Exercise input
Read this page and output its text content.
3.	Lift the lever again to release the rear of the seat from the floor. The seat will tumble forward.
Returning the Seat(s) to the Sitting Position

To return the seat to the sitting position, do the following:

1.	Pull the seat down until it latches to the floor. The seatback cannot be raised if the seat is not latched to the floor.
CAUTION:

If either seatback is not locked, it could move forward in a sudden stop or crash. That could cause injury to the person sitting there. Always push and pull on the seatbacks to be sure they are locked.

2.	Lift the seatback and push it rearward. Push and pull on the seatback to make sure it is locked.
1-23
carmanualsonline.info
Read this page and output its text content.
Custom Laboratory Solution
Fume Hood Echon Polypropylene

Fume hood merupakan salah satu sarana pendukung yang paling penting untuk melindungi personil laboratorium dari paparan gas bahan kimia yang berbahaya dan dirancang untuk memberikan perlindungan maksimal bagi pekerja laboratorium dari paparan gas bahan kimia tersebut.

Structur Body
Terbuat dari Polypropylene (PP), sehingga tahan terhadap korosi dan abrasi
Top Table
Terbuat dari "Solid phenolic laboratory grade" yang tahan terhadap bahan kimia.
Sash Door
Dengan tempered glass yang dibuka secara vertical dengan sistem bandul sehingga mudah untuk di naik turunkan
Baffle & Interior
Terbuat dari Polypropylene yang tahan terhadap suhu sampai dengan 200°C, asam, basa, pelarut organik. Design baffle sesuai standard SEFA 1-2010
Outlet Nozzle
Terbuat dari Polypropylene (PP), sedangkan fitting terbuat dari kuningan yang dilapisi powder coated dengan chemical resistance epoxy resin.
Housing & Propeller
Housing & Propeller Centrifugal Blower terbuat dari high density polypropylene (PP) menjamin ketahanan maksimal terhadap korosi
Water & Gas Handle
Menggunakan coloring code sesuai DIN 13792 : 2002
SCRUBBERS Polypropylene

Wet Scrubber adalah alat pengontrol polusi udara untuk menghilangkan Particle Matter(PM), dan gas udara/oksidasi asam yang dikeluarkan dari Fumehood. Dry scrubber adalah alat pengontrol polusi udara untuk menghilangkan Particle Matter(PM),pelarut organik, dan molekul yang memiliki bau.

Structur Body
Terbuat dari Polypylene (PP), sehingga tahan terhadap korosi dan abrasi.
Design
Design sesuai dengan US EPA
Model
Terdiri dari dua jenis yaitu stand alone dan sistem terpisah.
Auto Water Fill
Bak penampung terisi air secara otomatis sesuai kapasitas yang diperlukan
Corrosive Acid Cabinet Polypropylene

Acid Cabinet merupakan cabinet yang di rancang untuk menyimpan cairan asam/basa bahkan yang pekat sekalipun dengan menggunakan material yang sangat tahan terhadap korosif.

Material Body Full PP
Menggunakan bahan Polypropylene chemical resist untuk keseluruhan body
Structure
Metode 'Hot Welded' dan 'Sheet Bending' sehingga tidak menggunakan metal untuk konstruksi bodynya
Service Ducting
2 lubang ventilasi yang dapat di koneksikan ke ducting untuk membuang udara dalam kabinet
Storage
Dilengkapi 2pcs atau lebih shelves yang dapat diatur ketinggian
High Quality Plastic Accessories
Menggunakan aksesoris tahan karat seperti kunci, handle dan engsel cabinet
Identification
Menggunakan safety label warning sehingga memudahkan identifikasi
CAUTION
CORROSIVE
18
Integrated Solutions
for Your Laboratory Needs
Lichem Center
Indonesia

Task instructions
Filter the data for the string "Acid" and copy every line that has it.

Full answer
Corrosive Acid Cabinet Polypropylene
Acid Cabinet merupakan cabinet yang di rancang untuk menyimpan cairan asam/basa bahkan yang pekat sekalipun dengan menggunakan material yang sangat tahan terhadap korosif.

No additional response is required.